### [Task statement]
Set the records down again exactly, apart from any pictures in them.

(Dataset entries for page text)
━━━━━━━━━━━━━━━━
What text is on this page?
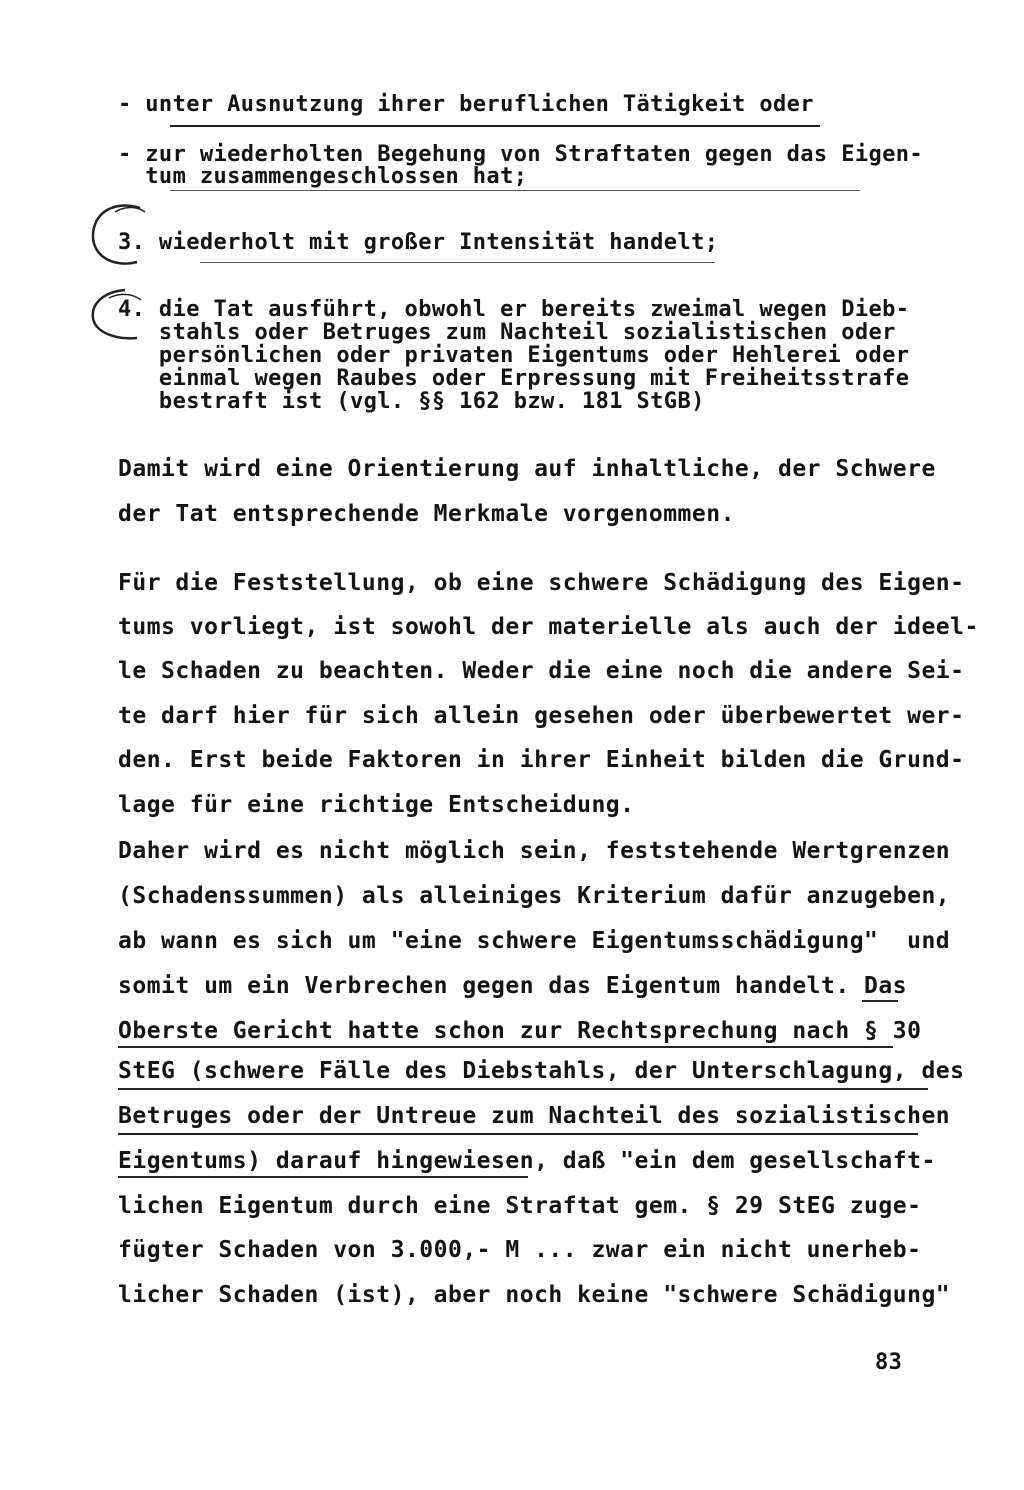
- unter Ausnutzung ihrer beruflichen Tätigkeit oder
- zur wiederholten Begehung von Straftaten gegen das Eigen-
tum zusammengeschlossen hat;
3. wiederholt mit großer Intensität handelt;
4. die Tat ausführt, obwohl er bereits zweimal wegen Dieb-
stahls oder Betruges zum Nachteil sozialistischen oder
persönlichen oder privaten Eigentums oder Hehlerei oder
einmal wegen Raubes oder Erpressung mit Freiheitsstrafe
bestraft ist (vgl. §§ 162 bzw. 181 StGB)
Damit wird eine Orientierung auf inhaltliche, der Schwere
der Tat entsprechende Merkmale vorgenommen.
Für die Feststellung, ob eine schwere Schädigung des Eigen-
tums vorliegt, ist sowohl der materielle als auch der ideel-
le Schaden zu beachten. Weder die eine noch die andere Sei-
te darf hier für sich allein gesehen oder überbewertet wer-
den. Erst beide Faktoren in ihrer Einheit bilden die Grund-
lage für eine richtige Entscheidung.
Daher wird es nicht möglich sein, feststehende Wertgrenzen
(Schadenssummen) als alleiniges Kriterium dafür anzugeben,
ab wann es sich um "eine schwere Eigentumsschädigung"  und
somit um ein Verbrechen gegen das Eigentum handelt. Das
Oberste Gericht hatte schon zur Rechtsprechung nach § 30
StEG (schwere Fälle des Diebstahls, der Unterschlagung, des
Betruges oder der Untreue zum Nachteil des sozialistischen
Eigentums) darauf hingewiesen, daß "ein dem gesellschaft-
lichen Eigentum durch eine Straftat gem. § 29 StEG zuge-
fügter Schaden von 3.000,- M ... zwar ein nicht unerheb-
licher Schaden (ist), aber noch keine "schwere Schädigung"
83
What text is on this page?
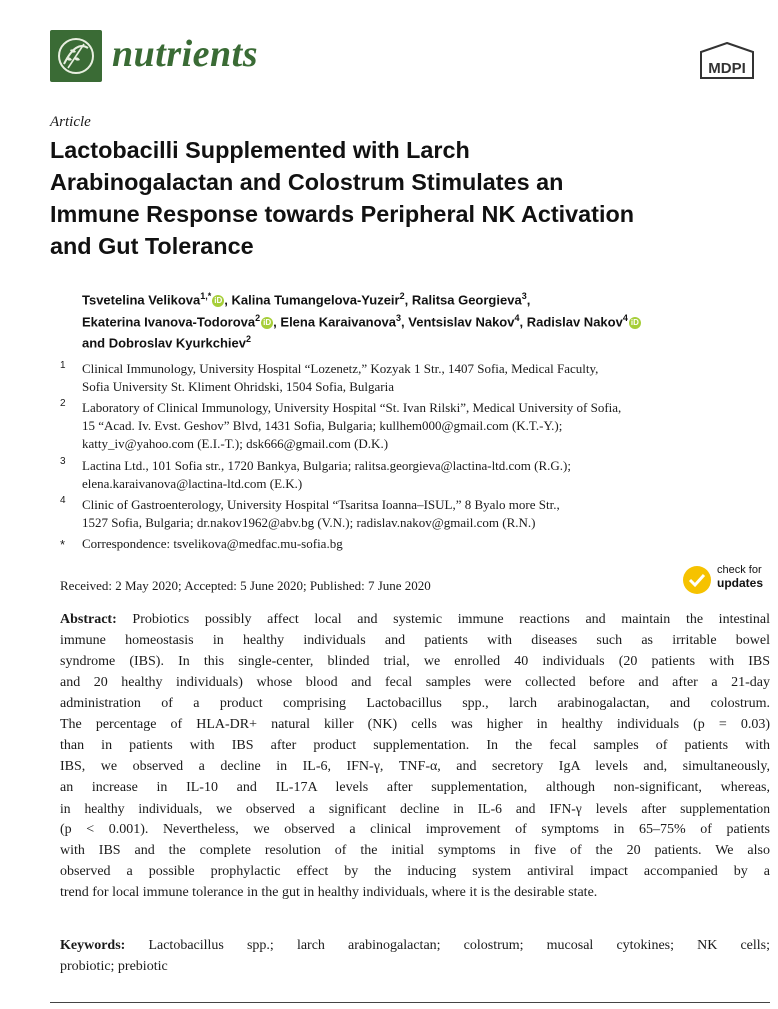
nutrients	MDPI
Article
Lactobacilli Supplemented with Larch
Arabinogalactan and Colostrum Stimulates an
Immune Response towards Peripheral NK Activation
and Gut Tolerance
Tsvetelina Velikova$^{1,*}$ iD , Kalina Tumangelova-Yuzeir$^2$, Ralitsa Georgieva$^3$,
Ekaterina Ivanova-Todorova$^2$ iD , Elena Karaivanova$^3$, Ventsislav Nakov$^4$, Radislav Nakov$^4$ iD
and Dobroslav Kyurkchiev$^2$
1 Clinical Immunology, University Hospital “Lozenetz,” Kozyak 1 Str., 1407 Sofia, Medical Faculty,
Sofia University St. Kliment Ohridski, 1504 Sofia, Bulgaria
2 Laboratory of Clinical Immunology, University Hospital “St. Ivan Rilski”, Medical University of Sofia,
15 “Acad. Iv. Evst. Geshov” Blvd, 1431 Sofia, Bulgaria; kullhem000@gmail.com (K.T.-Y.);
katty_iv@yahoo.com (E.I.-T.); dsk666@gmail.com (D.K.)
3 Lactina Ltd., 101 Sofia str., 1720 Bankya, Bulgaria; ralitsa.georgieva@lactina-ltd.com (R.G.);
elena.karaivanova@lactina-ltd.com (E.K.)
4 Clinic of Gastroenterology, University Hospital “Tsaritsa Ioanna–ISUL,” 8 Byalo more Str.,
1527 Sofia, Bulgaria; dr.nakov1962@abv.bg (V.N.); radislav.nakov@gmail.com (R.N.)
* Correspondence: tsvelikova@medfac.mu-sofia.bg
Received: 2 May 2020; Accepted: 5 June 2020; Published: 7 June 2020
check for
updates
Abstract: Probiotics possibly affect local and systemic immune reactions and maintain the intestinal
immune homeostasis in healthy individuals and patients with diseases such as irritable bowel
syndrome (IBS). In this single-center, blinded trial, we enrolled 40 individuals (20 patients with IBS
and 20 healthy individuals) whose blood and fecal samples were collected before and after a 21-day
administration of a product comprising Lactobacillus spp., larch arabinogalactan, and colostrum.
The percentage of HLA-DR+ natural killer (NK) cells was higher in healthy individuals (p = 0.03)
than in patients with IBS after product supplementation. In the fecal samples of patients with
IBS, we observed a decline in IL-6, IFN-γ, TNF-α, and secretory IgA levels and, simultaneously,
an increase in IL-10 and IL-17A levels after supplementation, although non-significant, whereas,
in healthy individuals, we observed a significant decline in IL-6 and IFN-γ levels after supplementation
(p < 0.001). Nevertheless, we observed a clinical improvement of symptoms in 65–75% of patients
with IBS and the complete resolution of the initial symptoms in five of the 20 patients. We also
observed a possible prophylactic effect by the inducing system antiviral impact accompanied by a
trend for local immune tolerance in the gut in healthy individuals, where it is the desirable state.
Keywords: Lactobacillus spp.; larch arabinogalactan; colostrum; mucosal cytokines; NK cells;
probiotic; prebiotic
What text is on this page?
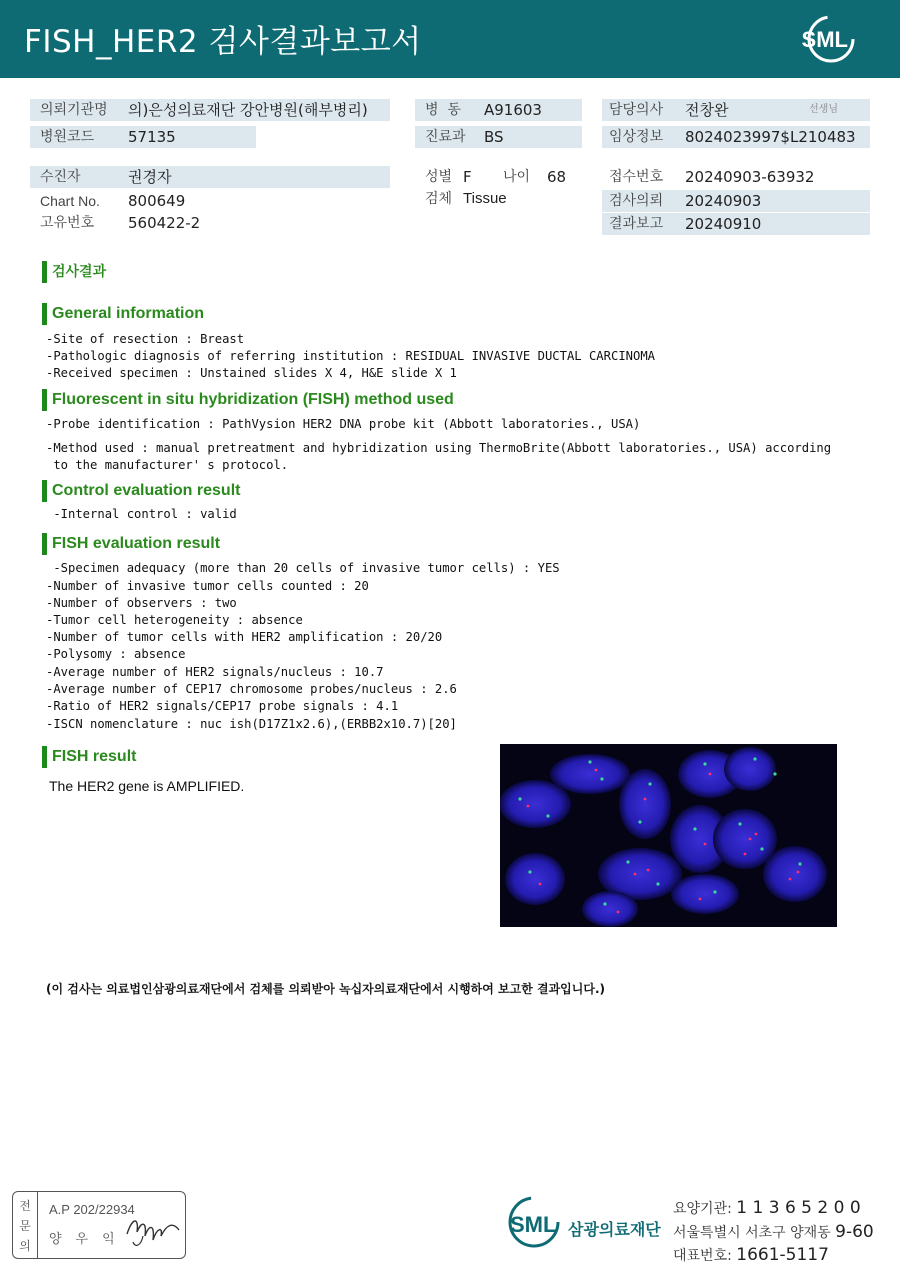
FISH_HER2 검사결과보고서	SML
의뢰기관명 의)은성의료재단 강안병원(해부병리)	병  동 A91603	담당의사 전창완	선생님
병원코드 57135	진료과 BS	임상정보 8024023997$L210483
수진자	권경자	성별 F 나이 68	접수번호 20240903-63932
Chart No. 800649	검체 Tissue	검사의뢰 20240903
고유번호 560422-2	결과보고 20240910
검사결과
General information
-Site of resection : Breast
-Pathologic diagnosis of referring institution : RESIDUAL INVASIVE DUCTAL CARCINOMA
-Received specimen : Unstained slides X 4, H&E slide X 1
Fluorescent in situ hybridization (FISH) method used
-Probe identification : PathVysion HER2 DNA probe kit (Abbott laboratories., USA)
-Method used : manual pretreatment and hybridization using ThermoBrite(Abbott laboratories., USA) according
to the manufacturer' s protocol.
Control evaluation result
-Internal control : valid
FISH evaluation result
-Specimen adequacy (more than 20 cells of invasive tumor cells) : YES
-Number of invasive tumor cells counted : 20
-Number of observers : two
-Tumor cell heterogeneity : absence
-Number of tumor cells with HER2 amplification : 20/20
-Polysomy : absence
-Average number of HER2 signals/nucleus : 10.7
-Average number of CEP17 chromosome probes/nucleus : 2.6
-Ratio of HER2 signals/CEP17 probe signals : 4.1
-ISCN nomenclature : nuc ish(D17Z1x2.6),(ERBB2x10.7)[20]
FISH result
The HER2 gene is AMPLIFIED.
(이 검사는 의료법인삼광의료재단에서 검체를 의뢰받아 녹십자의료재단에서 시행하여 보고한 결과입니다.)
전
문
의
A.P 202/22934
양우익
SML 삼광의료재단
요양기관: 1 1 3 6 5 2 0 0
서울특별시 서초구 양재동 9-60
대표번호: 1661-5117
━━━━━━━━━━━━━━━━
### [The completed task]
What text is on this page?
- unter Ausnutzung ihrer beruflichen Tätigkeit oder
- zur wiederholten Begehung von Straftaten gegen das Eigen-
tum zusammengeschlossen hat;
3. wiederholt mit großer Intensität handelt;
4. die Tat ausführt, obwohl er bereits zweimal wegen Dieb-
stahls oder Betruges zum Nachteil sozialistischen oder
persönlichen oder privaten Eigentums oder Hehlerei oder
einmal wegen Raubes oder Erpressung mit Freiheitsstrafe
bestraft ist (vgl. §§ 162 bzw. 181 StGB)
Damit wird eine Orientierung auf inhaltliche, der Schwere
der Tat entsprechende Merkmale vorgenommen.
Für die Feststellung, ob eine schwere Schädigung des Eigen-
tums vorliegt, ist sowohl der materielle als auch der ideel-
le Schaden zu beachten. Weder die eine noch die andere Sei-
te darf hier für sich allein gesehen oder überbewertet wer-
den. Erst beide Faktoren in ihrer Einheit bilden die Grund-
lage für eine richtige Entscheidung.
Daher wird es nicht möglich sein, feststehende Wertgrenzen
(Schadenssummen) als alleiniges Kriterium dafür anzugeben,
ab wann es sich um "eine schwere Eigentumsschädigung"  und
somit um ein Verbrechen gegen das Eigentum handelt. Das
Oberste Gericht hatte schon zur Rechtsprechung nach § 30
StEG (schwere Fälle des Diebstahls, der Unterschlagung, des
Betruges oder der Untreue zum Nachteil des sozialistischen
Eigentums) darauf hingewiesen, daß "ein dem gesellschaft-
lichen Eigentum durch eine Straftat gem. § 29 StEG zuge-
fügter Schaden von 3.000,- M ... zwar ein nicht unerheb-
licher Schaden (ist), aber noch keine "schwere Schädigung"
83
What text is on this page?
nutrients	MDPI
Article
Lactobacilli Supplemented with Larch
Arabinogalactan and Colostrum Stimulates an
Immune Response towards Peripheral NK Activation
and Gut Tolerance
Tsvetelina Velikova$^{1,*}$ iD , Kalina Tumangelova-Yuzeir$^2$, Ralitsa Georgieva$^3$,
Ekaterina Ivanova-Todorova$^2$ iD , Elena Karaivanova$^3$, Ventsislav Nakov$^4$, Radislav Nakov$^4$ iD
and Dobroslav Kyurkchiev$^2$
1 Clinical Immunology, University Hospital “Lozenetz,” Kozyak 1 Str., 1407 Sofia, Medical Faculty,
Sofia University St. Kliment Ohridski, 1504 Sofia, Bulgaria
2 Laboratory of Clinical Immunology, University Hospital “St. Ivan Rilski”, Medical University of Sofia,
15 “Acad. Iv. Evst. Geshov” Blvd, 1431 Sofia, Bulgaria; kullhem000@gmail.com (K.T.-Y.);
katty_iv@yahoo.com (E.I.-T.); dsk666@gmail.com (D.K.)
3 Lactina Ltd., 101 Sofia str., 1720 Bankya, Bulgaria; ralitsa.georgieva@lactina-ltd.com (R.G.);
elena.karaivanova@lactina-ltd.com (E.K.)
4 Clinic of Gastroenterology, University Hospital “Tsaritsa Ioanna–ISUL,” 8 Byalo more Str.,
1527 Sofia, Bulgaria; dr.nakov1962@abv.bg (V.N.); radislav.nakov@gmail.com (R.N.)
* Correspondence: tsvelikova@medfac.mu-sofia.bg
Received: 2 May 2020; Accepted: 5 June 2020; Published: 7 June 2020
check for
updates
Abstract: Probiotics possibly affect local and systemic immune reactions and maintain the intestinal
immune homeostasis in healthy individuals and patients with diseases such as irritable bowel
syndrome (IBS). In this single-center, blinded trial, we enrolled 40 individuals (20 patients with IBS
and 20 healthy individuals) whose blood and fecal samples were collected before and after a 21-day
administration of a product comprising Lactobacillus spp., larch arabinogalactan, and colostrum.
The percentage of HLA-DR+ natural killer (NK) cells was higher in healthy individuals (p = 0.03)
than in patients with IBS after product supplementation. In the fecal samples of patients with
IBS, we observed a decline in IL-6, IFN-γ, TNF-α, and secretory IgA levels and, simultaneously,
an increase in IL-10 and IL-17A levels after supplementation, although non-significant, whereas,
in healthy individuals, we observed a significant decline in IL-6 and IFN-γ levels after supplementation
(p < 0.001). Nevertheless, we observed a clinical improvement of symptoms in 65–75% of patients
with IBS and the complete resolution of the initial symptoms in five of the 20 patients. We also
observed a possible prophylactic effect by the inducing system antiviral impact accompanied by a
trend for local immune tolerance in the gut in healthy individuals, where it is the desirable state.
Keywords: Lactobacillus spp.; larch arabinogalactan; colostrum; mucosal cytokines; NK cells;
probiotic; prebiotic
What text is on this page?
FISH_HER2 검사결과보고서	SML
의뢰기관명 의)은성의료재단 강안병원(해부병리)	병  동 A91603	담당의사 전창완	선생님
병원코드 57135	진료과 BS	임상정보 8024023997$L210483
수진자	권경자	성별 F 나이 68	접수번호 20240903-63932
Chart No. 800649	검체 Tissue	검사의뢰 20240903
고유번호 560422-2	결과보고 20240910
검사결과
General information
-Site of resection : Breast
-Pathologic diagnosis of referring institution : RESIDUAL INVASIVE DUCTAL CARCINOMA
-Received specimen : Unstained slides X 4, H&E slide X 1
Fluorescent in situ hybridization (FISH) method used
-Probe identification : PathVysion HER2 DNA probe kit (Abbott laboratories., USA)
-Method used : manual pretreatment and hybridization using ThermoBrite(Abbott laboratories., USA) according
to the manufacturer' s protocol.
Control evaluation result
-Internal control : valid
FISH evaluation result
-Specimen adequacy (more than 20 cells of invasive tumor cells) : YES
-Number of invasive tumor cells counted : 20
-Number of observers : two
-Tumor cell heterogeneity : absence
-Number of tumor cells with HER2 amplification : 20/20
-Polysomy : absence
-Average number of HER2 signals/nucleus : 10.7
-Average number of CEP17 chromosome probes/nucleus : 2.6
-Ratio of HER2 signals/CEP17 probe signals : 4.1
-ISCN nomenclature : nuc ish(D17Z1x2.6),(ERBB2x10.7)[20]
FISH result
The HER2 gene is AMPLIFIED.
(이 검사는 의료법인삼광의료재단에서 검체를 의뢰받아 녹십자의료재단에서 시행하여 보고한 결과입니다.)
전
문
의
A.P 202/22934
양우익
SML 삼광의료재단
요양기관: 1 1 3 6 5 2 0 0
서울특별시 서초구 양재동 9-60
대표번호: 1661-5117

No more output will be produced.